**TASK TO CARRY OUT**:
From the listing below, pull each line that includes "grid".

-- START --

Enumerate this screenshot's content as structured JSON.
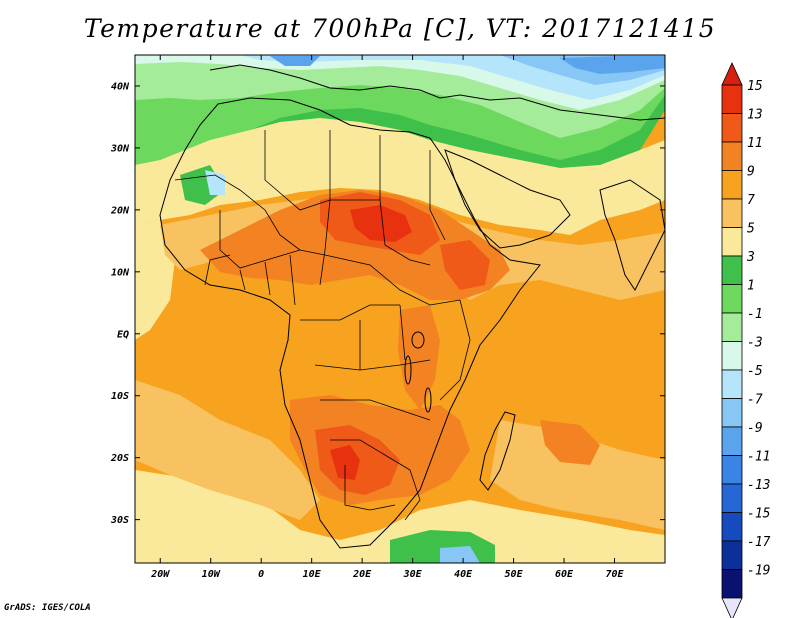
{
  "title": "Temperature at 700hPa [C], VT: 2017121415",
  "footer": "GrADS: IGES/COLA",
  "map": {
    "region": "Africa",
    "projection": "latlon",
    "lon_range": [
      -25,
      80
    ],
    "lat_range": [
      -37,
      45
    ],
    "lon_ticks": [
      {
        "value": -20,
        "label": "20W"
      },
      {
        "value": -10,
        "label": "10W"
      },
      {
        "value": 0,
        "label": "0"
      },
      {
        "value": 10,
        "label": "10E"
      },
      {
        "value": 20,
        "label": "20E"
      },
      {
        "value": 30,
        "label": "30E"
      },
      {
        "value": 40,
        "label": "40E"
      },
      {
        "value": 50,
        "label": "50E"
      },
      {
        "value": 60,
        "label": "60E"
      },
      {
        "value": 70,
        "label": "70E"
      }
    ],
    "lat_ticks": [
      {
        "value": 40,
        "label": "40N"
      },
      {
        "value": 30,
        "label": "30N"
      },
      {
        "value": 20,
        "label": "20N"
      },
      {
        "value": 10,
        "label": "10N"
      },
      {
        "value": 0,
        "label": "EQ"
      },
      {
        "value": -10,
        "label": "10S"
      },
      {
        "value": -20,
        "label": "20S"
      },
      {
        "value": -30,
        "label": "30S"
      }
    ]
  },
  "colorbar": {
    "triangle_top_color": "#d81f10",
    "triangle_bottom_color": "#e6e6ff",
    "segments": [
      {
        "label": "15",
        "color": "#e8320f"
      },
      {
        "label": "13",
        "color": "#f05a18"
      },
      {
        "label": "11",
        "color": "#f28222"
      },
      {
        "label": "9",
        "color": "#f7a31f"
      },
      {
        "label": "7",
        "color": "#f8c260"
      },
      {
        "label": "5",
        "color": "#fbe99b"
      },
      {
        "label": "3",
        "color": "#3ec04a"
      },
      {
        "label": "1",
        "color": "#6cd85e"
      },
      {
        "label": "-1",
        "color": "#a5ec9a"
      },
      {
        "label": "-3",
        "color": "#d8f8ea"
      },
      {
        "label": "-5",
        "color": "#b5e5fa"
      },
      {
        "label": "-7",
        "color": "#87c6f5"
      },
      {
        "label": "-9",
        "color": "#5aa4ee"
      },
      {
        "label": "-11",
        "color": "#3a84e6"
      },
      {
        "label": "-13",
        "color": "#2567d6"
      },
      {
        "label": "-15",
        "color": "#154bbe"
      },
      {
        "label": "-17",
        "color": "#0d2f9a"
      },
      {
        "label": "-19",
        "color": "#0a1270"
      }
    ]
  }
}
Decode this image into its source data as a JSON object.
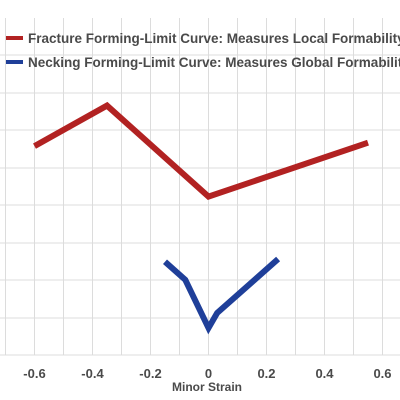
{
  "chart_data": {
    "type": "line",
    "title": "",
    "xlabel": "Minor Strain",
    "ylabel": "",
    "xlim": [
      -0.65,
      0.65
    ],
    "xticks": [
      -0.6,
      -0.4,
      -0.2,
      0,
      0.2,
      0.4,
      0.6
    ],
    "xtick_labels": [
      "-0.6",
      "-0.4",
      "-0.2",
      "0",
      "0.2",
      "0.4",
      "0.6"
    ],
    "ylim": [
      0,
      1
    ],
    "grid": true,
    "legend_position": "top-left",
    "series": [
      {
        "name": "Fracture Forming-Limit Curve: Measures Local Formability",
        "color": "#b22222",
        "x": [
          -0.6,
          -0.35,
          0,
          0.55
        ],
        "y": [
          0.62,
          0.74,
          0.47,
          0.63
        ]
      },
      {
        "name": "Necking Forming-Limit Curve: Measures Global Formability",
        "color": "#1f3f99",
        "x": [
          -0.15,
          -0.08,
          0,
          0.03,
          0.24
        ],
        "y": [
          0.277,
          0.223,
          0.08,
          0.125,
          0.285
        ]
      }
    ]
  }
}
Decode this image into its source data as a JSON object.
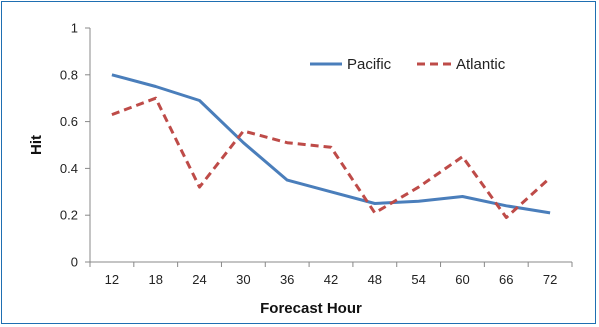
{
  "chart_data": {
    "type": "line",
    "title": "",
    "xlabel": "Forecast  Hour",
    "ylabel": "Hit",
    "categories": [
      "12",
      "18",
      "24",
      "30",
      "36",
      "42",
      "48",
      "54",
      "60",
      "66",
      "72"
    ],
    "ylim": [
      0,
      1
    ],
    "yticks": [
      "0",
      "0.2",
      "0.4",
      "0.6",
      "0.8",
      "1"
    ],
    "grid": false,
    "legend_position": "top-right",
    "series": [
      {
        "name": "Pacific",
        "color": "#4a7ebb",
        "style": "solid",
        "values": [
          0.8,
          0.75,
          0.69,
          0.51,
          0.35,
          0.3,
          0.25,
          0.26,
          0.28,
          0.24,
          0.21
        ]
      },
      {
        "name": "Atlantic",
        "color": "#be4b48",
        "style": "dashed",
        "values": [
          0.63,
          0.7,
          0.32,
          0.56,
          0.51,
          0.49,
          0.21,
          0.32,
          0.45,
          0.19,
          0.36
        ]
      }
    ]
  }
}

-- END --
-- START --

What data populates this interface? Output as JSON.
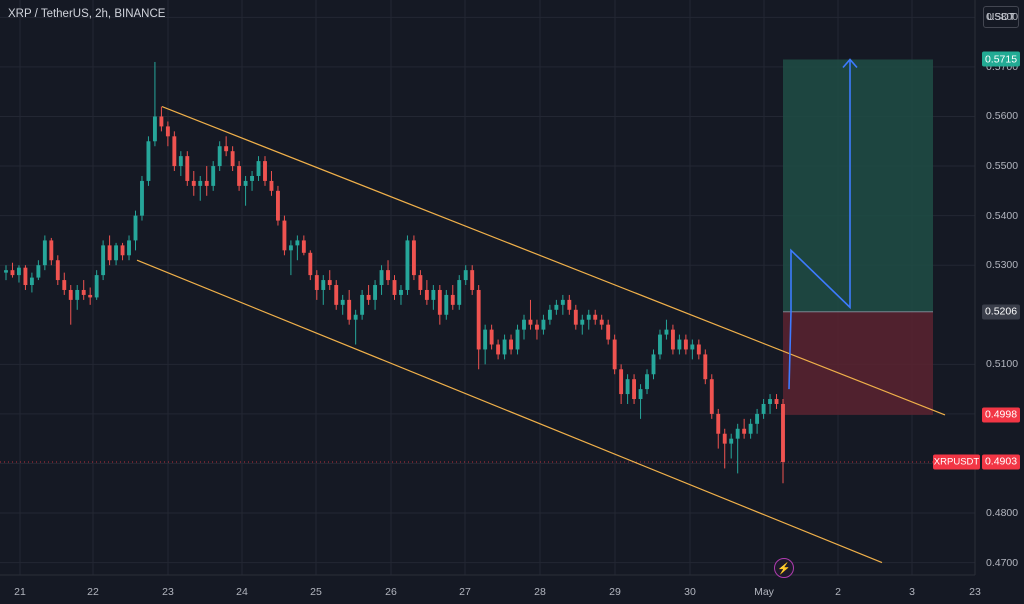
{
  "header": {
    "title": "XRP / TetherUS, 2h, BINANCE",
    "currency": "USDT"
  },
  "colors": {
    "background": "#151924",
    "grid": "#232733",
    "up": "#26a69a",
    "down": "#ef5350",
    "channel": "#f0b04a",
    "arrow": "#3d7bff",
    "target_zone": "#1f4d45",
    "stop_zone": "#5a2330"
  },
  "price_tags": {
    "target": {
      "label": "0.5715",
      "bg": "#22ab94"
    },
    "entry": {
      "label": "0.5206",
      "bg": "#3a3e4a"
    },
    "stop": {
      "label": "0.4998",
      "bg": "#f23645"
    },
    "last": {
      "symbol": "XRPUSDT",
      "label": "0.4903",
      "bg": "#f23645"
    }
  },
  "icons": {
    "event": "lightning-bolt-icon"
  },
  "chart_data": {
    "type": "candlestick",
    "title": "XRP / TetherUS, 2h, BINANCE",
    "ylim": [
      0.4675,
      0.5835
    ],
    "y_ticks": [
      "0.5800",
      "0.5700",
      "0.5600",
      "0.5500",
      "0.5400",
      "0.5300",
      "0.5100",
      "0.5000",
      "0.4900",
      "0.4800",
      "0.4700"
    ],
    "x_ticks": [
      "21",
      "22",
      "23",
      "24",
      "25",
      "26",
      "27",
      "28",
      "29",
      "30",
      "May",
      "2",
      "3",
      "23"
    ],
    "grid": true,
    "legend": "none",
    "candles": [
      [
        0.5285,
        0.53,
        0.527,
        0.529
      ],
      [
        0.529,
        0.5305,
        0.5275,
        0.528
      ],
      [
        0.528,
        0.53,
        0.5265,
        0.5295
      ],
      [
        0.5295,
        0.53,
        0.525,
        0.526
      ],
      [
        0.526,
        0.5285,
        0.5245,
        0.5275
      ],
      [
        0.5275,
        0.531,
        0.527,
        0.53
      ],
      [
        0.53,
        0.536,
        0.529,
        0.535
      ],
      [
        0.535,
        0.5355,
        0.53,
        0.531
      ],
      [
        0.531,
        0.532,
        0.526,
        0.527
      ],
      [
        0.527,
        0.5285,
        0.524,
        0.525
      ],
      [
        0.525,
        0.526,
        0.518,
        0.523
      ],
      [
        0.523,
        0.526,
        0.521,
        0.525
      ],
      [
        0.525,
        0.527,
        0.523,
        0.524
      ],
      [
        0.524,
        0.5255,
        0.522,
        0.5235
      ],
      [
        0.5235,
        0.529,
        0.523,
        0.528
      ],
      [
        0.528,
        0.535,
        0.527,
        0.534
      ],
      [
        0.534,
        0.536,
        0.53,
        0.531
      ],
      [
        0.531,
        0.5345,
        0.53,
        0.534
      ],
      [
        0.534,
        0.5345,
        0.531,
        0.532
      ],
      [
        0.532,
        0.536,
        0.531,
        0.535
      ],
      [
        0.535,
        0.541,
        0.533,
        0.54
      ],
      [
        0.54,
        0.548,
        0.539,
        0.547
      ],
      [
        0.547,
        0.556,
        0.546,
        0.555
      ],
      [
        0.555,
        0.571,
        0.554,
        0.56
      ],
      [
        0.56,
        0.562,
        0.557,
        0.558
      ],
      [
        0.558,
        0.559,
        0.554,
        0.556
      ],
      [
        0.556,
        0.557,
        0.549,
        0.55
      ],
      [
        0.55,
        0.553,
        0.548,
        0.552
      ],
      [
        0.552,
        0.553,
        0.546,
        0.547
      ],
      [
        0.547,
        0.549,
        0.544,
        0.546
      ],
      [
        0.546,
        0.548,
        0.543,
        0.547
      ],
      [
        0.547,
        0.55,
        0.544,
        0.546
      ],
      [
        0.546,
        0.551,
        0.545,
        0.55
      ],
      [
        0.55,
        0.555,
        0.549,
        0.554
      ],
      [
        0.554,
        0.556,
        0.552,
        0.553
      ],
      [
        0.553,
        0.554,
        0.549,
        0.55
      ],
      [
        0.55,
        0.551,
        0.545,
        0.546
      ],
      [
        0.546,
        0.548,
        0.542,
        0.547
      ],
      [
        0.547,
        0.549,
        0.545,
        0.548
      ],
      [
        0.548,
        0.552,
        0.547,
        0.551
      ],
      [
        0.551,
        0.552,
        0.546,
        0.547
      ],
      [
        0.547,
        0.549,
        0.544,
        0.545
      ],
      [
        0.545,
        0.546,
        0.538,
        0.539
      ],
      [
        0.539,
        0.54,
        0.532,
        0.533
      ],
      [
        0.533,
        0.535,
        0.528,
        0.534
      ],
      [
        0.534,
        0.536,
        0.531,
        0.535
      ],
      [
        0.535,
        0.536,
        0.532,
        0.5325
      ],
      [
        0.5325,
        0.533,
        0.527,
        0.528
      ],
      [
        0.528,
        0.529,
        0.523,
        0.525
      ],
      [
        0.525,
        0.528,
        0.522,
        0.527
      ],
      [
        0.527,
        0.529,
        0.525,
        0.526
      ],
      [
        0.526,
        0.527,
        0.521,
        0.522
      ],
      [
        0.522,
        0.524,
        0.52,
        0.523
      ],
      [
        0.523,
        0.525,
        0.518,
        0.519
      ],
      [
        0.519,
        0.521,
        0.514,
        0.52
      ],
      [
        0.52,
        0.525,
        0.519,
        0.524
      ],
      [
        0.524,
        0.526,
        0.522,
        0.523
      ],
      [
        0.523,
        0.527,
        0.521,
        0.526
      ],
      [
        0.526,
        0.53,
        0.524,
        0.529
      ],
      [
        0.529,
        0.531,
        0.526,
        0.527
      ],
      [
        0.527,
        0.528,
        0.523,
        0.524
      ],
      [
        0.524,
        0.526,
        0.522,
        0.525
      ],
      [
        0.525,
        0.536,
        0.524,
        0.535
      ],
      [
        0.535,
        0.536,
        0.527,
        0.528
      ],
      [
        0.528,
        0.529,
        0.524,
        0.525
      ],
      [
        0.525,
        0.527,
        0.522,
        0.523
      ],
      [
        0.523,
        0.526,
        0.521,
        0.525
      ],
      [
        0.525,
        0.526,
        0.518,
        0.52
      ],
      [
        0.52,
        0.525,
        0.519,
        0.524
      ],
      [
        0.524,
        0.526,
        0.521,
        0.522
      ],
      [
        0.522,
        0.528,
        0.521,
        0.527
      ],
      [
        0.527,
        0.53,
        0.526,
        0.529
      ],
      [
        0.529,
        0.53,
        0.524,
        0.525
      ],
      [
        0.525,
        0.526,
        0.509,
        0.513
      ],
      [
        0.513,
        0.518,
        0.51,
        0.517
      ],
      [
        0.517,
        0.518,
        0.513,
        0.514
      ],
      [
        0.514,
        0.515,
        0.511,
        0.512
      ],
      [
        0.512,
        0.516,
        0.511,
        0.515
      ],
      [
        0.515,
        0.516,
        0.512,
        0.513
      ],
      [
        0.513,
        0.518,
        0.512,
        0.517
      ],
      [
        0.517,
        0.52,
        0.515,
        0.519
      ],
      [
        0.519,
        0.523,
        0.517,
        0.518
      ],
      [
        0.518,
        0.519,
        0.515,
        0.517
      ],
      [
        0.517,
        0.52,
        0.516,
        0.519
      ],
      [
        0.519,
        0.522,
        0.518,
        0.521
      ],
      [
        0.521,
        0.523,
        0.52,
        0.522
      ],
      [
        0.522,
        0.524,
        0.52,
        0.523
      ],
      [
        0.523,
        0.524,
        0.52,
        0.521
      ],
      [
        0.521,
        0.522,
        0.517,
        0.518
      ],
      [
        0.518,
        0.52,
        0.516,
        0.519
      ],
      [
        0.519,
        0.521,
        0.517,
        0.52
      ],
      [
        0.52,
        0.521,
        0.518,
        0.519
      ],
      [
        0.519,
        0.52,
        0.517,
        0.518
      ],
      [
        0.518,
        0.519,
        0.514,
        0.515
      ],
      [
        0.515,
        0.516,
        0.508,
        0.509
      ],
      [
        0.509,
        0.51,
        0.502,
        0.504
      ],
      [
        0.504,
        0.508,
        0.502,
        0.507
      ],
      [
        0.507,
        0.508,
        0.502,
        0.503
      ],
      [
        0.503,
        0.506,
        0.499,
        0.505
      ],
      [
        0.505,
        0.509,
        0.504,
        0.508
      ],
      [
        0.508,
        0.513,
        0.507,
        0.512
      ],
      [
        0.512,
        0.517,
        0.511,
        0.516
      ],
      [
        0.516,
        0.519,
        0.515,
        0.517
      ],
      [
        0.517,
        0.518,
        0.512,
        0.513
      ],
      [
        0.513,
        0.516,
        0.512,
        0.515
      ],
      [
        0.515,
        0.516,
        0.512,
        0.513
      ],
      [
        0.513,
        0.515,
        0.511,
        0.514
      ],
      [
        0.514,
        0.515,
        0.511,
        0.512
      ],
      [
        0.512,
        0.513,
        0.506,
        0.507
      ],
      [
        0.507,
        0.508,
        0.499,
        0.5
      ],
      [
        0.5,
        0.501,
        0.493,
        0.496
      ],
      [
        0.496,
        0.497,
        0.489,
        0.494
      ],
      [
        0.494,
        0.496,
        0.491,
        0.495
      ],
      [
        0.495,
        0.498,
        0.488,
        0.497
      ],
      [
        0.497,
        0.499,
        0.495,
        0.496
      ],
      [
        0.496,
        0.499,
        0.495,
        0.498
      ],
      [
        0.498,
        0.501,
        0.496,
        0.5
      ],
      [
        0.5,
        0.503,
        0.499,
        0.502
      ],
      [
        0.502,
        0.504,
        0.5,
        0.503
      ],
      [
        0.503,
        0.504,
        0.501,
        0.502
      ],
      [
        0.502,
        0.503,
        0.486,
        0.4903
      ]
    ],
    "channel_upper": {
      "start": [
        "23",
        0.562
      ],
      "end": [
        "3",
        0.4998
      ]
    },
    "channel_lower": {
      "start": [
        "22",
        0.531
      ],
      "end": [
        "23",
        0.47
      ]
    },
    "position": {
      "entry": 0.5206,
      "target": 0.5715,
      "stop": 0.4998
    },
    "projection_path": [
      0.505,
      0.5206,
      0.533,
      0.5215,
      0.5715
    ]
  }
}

-- END --

**COMPLETED TASK**:
    "grid": true,
    "grid": false,
    "grid": "#232733",
    "grid": true,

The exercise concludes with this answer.